(Some records)
START

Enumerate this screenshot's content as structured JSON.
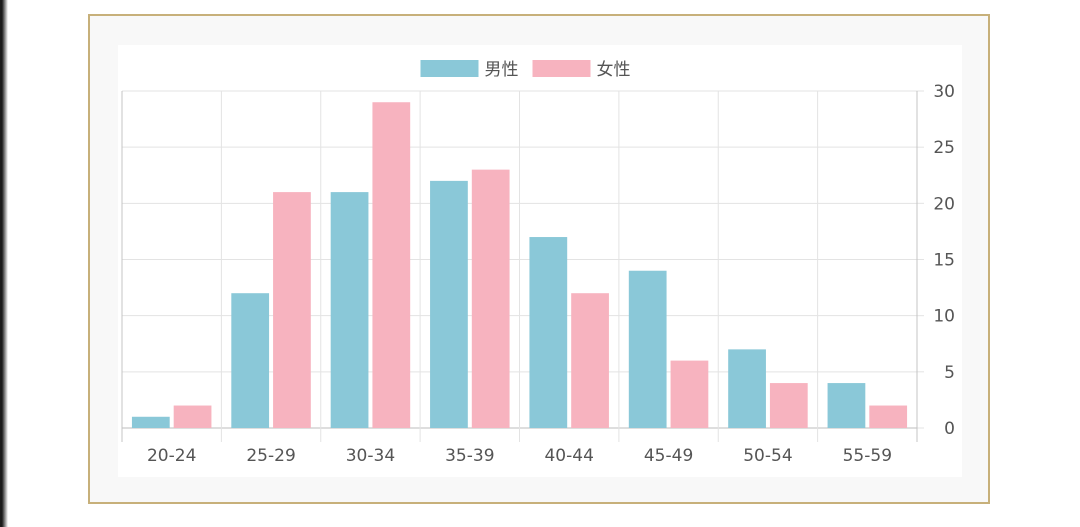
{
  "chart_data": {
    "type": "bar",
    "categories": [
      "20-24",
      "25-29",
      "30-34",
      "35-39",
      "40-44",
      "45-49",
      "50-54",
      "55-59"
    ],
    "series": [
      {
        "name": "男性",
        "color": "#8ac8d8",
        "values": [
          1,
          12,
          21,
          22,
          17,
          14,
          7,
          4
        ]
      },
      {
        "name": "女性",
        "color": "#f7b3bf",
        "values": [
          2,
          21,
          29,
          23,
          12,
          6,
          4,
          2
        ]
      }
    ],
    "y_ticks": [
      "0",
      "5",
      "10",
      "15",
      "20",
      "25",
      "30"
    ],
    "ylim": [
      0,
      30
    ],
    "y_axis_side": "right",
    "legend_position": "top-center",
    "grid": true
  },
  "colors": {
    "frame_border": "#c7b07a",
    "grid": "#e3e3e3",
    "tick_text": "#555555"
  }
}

END
START

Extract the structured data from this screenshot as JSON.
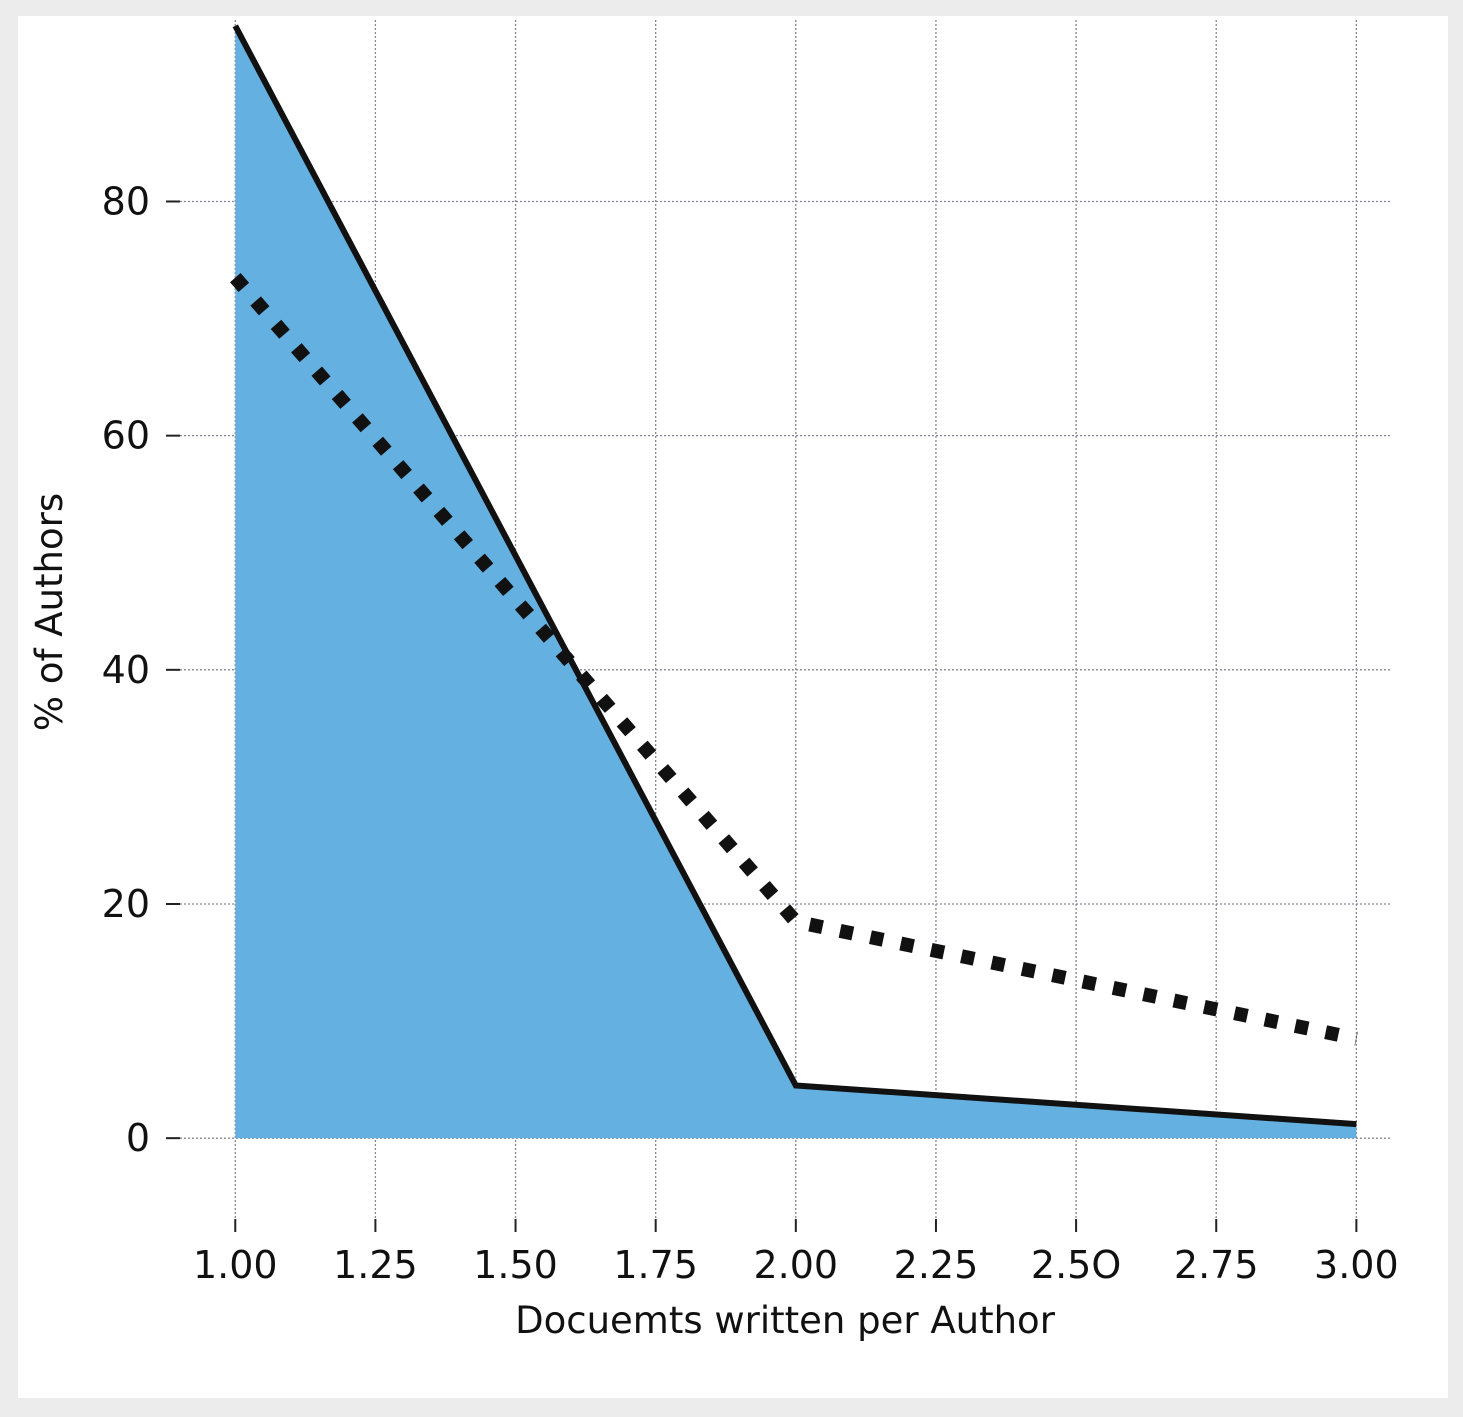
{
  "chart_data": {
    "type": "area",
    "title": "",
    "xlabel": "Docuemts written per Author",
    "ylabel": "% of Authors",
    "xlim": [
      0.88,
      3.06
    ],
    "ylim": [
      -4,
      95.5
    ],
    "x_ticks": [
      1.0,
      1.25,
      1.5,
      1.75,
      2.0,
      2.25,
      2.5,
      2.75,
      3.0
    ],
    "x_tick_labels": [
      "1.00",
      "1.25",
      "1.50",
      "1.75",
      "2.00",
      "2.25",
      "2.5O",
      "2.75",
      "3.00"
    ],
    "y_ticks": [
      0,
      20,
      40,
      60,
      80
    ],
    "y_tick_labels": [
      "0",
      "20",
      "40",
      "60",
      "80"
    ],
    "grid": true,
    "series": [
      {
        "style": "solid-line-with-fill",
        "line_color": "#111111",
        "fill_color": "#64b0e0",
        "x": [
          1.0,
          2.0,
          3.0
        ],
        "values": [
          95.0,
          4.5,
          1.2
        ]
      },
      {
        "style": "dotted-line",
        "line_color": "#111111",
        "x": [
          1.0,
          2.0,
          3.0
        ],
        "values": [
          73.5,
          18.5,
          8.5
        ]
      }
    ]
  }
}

END

What is asked: Scan the material above. Copy each line where "this" occurs.

Exercise answer:
Enumerate this screenshot's content as structured JSON.
Extract the structured data from this screenshot as JSON.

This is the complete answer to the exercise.